-- START --
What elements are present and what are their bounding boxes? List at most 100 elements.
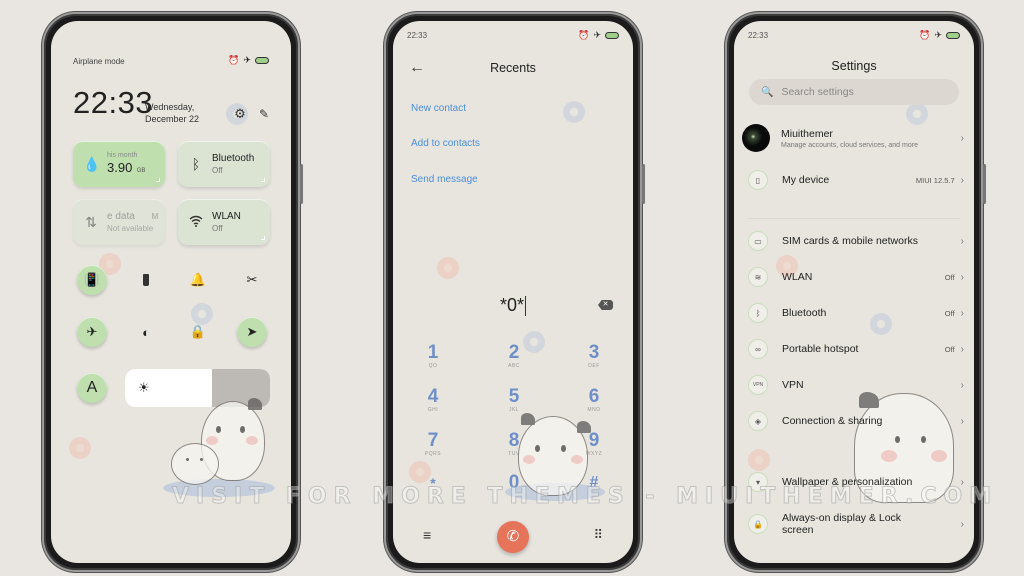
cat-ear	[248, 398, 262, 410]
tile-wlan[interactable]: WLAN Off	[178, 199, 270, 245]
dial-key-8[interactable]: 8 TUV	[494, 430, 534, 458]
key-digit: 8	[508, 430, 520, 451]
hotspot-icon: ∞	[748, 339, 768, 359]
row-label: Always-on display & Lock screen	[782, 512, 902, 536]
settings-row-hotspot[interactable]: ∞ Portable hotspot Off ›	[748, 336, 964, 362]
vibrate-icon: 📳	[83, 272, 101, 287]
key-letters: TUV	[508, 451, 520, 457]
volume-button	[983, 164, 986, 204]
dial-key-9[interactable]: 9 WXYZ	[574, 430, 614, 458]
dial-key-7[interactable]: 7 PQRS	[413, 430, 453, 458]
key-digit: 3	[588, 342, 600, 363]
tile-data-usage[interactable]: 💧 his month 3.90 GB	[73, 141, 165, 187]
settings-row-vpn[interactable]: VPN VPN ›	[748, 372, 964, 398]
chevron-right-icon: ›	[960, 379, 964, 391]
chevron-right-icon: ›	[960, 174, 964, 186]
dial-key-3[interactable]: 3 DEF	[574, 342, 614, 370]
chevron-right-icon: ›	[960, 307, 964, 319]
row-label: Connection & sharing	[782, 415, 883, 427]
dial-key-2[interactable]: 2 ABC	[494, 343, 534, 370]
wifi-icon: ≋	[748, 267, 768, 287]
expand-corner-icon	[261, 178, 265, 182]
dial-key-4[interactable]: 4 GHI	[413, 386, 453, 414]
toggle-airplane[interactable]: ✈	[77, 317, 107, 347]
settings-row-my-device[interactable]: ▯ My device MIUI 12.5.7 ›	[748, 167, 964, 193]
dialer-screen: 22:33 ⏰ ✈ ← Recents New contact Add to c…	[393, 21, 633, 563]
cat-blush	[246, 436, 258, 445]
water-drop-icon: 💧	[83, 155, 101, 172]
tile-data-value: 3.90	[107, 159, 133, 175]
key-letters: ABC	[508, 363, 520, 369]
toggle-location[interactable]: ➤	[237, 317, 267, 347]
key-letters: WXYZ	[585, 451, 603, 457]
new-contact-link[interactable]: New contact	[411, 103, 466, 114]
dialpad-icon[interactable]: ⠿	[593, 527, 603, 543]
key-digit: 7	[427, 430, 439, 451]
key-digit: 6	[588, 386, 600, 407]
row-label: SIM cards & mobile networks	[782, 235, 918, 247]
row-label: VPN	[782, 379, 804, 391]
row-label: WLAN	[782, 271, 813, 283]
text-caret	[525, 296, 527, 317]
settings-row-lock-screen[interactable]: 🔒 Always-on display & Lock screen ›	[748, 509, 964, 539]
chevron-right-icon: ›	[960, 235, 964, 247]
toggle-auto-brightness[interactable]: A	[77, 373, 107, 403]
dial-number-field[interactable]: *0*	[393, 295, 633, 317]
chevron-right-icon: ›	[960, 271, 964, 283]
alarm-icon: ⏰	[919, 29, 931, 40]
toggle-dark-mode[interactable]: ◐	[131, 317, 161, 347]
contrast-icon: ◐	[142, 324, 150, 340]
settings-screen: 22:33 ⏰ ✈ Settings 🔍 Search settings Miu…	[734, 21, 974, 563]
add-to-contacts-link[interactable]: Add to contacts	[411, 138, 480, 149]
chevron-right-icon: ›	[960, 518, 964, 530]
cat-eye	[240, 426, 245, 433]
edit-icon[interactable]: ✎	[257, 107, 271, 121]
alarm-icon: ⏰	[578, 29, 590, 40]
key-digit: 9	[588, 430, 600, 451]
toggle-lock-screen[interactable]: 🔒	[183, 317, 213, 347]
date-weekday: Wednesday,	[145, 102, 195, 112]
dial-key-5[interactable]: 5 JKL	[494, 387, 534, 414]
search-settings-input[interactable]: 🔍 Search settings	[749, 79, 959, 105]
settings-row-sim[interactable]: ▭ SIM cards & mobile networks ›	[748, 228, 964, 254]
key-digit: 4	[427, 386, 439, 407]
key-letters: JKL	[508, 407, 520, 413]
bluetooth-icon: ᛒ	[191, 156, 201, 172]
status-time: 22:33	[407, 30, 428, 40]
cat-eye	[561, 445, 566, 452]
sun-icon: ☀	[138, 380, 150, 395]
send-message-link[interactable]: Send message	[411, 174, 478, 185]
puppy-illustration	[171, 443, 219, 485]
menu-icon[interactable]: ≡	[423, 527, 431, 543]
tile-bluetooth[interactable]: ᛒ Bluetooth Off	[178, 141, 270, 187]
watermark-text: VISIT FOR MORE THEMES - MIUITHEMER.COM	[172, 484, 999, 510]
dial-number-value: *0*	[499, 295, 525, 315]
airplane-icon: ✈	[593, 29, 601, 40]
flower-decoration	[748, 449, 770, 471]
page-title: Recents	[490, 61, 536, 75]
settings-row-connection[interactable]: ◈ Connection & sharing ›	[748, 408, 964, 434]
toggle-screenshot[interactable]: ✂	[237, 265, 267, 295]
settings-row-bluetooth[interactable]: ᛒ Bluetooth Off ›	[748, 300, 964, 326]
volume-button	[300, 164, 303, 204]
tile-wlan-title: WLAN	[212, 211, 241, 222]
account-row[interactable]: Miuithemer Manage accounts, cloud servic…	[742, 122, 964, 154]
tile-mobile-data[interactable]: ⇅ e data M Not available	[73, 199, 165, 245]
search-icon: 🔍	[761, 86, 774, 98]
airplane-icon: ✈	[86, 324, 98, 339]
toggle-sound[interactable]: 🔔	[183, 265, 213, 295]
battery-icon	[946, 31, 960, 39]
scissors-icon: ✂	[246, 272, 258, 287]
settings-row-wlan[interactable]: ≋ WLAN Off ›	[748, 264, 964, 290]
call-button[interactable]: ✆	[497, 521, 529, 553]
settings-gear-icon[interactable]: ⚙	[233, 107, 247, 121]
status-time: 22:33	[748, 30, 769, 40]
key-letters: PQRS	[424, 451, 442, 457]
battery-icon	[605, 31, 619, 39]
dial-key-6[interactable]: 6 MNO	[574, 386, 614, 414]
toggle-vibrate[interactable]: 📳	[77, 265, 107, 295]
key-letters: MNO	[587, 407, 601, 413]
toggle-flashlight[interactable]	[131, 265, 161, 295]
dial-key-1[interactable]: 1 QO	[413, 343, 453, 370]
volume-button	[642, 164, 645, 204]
-- END --
-- START --
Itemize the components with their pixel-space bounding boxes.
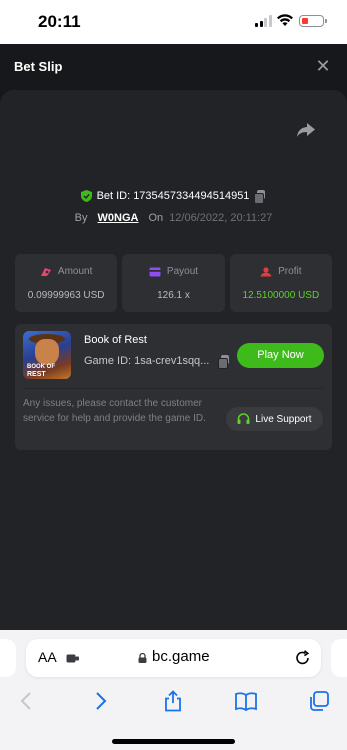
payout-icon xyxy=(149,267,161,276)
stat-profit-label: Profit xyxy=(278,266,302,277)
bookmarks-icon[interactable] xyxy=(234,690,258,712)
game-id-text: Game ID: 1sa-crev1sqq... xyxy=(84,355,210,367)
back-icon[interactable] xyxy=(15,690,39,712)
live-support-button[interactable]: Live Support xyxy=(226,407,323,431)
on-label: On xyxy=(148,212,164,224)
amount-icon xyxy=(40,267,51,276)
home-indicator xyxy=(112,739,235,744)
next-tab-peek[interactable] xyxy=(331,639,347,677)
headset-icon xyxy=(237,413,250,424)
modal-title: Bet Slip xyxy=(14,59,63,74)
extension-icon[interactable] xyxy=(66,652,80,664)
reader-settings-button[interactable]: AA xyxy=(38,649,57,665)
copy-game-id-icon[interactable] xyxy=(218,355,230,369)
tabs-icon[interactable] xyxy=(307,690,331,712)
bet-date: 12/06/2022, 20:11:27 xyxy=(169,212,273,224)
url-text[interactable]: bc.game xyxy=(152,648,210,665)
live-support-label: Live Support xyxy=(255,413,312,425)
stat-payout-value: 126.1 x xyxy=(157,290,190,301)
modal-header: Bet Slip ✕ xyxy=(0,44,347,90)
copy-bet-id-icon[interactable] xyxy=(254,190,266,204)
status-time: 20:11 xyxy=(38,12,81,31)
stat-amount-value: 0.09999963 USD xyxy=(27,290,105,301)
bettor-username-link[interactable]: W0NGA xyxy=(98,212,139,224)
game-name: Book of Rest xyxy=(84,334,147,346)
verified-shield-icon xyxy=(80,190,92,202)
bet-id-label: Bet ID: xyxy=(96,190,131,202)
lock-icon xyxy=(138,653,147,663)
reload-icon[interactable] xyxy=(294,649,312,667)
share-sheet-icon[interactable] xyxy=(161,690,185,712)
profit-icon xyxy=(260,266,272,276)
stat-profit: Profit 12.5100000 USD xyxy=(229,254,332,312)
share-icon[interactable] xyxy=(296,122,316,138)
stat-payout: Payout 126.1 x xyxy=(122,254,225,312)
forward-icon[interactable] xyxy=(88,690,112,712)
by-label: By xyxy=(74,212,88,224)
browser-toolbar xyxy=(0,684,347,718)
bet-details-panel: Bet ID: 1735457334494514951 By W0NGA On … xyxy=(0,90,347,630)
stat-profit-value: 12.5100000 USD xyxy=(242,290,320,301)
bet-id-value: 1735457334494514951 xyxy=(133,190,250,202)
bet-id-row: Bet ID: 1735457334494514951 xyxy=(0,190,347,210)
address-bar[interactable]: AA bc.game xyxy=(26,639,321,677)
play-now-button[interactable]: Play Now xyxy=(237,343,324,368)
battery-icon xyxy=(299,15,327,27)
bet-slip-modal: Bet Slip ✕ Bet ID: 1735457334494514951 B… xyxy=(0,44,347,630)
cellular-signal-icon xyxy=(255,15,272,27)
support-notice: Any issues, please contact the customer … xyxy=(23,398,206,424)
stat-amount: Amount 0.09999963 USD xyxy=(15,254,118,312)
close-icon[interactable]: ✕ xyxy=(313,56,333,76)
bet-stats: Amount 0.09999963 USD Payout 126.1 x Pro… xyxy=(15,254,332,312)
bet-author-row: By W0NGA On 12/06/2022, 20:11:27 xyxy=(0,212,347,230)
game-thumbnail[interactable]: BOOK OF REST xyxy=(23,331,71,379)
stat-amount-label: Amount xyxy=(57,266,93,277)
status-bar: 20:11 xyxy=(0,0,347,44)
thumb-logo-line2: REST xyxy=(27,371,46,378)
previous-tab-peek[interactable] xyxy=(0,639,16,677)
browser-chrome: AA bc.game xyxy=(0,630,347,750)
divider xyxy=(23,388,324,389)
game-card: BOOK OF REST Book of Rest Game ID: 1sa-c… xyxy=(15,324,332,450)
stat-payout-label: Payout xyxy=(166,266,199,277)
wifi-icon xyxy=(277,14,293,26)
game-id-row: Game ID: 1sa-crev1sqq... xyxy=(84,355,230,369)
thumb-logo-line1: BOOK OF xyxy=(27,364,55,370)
-- END --
# Goal
Extract the records from the line with "payout-icon xyxy=(149,267,161,276)" to the line with "bet-id-value: 1735457334494514951 xyxy=(133,190,250,202)", and copy those lines exactly as they appear.

# Response
payout-icon xyxy=(149,267,161,276)
stat-profit-label: Profit xyxy=(278,266,302,277)
bookmarks-icon[interactable] xyxy=(234,690,258,712)
game-id-text: Game ID: 1sa-crev1sqq... xyxy=(84,355,210,367)
back-icon[interactable] xyxy=(15,690,39,712)
live-support-button[interactable]: Live Support xyxy=(226,407,323,431)
on-label: On xyxy=(148,212,164,224)
amount-icon xyxy=(40,267,51,276)
home-indicator xyxy=(112,739,235,744)
next-tab-peek[interactable] xyxy=(331,639,347,677)
headset-icon xyxy=(237,413,250,424)
modal-title: Bet Slip xyxy=(14,59,63,74)
extension-icon[interactable] xyxy=(66,652,80,664)
reader-settings-button[interactable]: AA xyxy=(38,649,57,665)
copy-game-id-icon[interactable] xyxy=(218,355,230,369)
tabs-icon[interactable] xyxy=(307,690,331,712)
bet-date: 12/06/2022, 20:11:27 xyxy=(169,212,273,224)
url-text[interactable]: bc.game xyxy=(152,648,210,665)
live-support-label: Live Support xyxy=(255,413,312,425)
stat-payout-value: 126.1 x xyxy=(157,290,190,301)
modal-header: Bet Slip ✕ xyxy=(0,44,347,90)
copy-bet-id-icon[interactable] xyxy=(254,190,266,204)
status-time: 20:11 xyxy=(38,12,81,31)
stat-amount-value: 0.09999963 USD xyxy=(27,290,105,301)
bettor-username-link[interactable]: W0NGA xyxy=(98,212,139,224)
game-name: Book of Rest xyxy=(84,334,147,346)
verified-shield-icon xyxy=(80,190,92,202)
bet-id-label: Bet ID: xyxy=(96,190,131,202)
lock-icon xyxy=(138,653,147,663)
reload-icon[interactable] xyxy=(294,649,312,667)
share-sheet-icon[interactable] xyxy=(161,690,185,712)
profit-icon xyxy=(260,266,272,276)
stat-profit: Profit 12.5100000 USD xyxy=(229,254,332,312)
share-icon[interactable] xyxy=(296,122,316,138)
stat-payout: Payout 126.1 x xyxy=(122,254,225,312)
forward-icon[interactable] xyxy=(88,690,112,712)
by-label: By xyxy=(74,212,88,224)
browser-toolbar xyxy=(0,684,347,718)
bet-details-panel: Bet ID: 1735457334494514951 By W0NGA On … xyxy=(0,90,347,630)
stat-profit-value: 12.5100000 USD xyxy=(242,290,320,301)
bet-id-value: 1735457334494514951 xyxy=(133,190,250,202)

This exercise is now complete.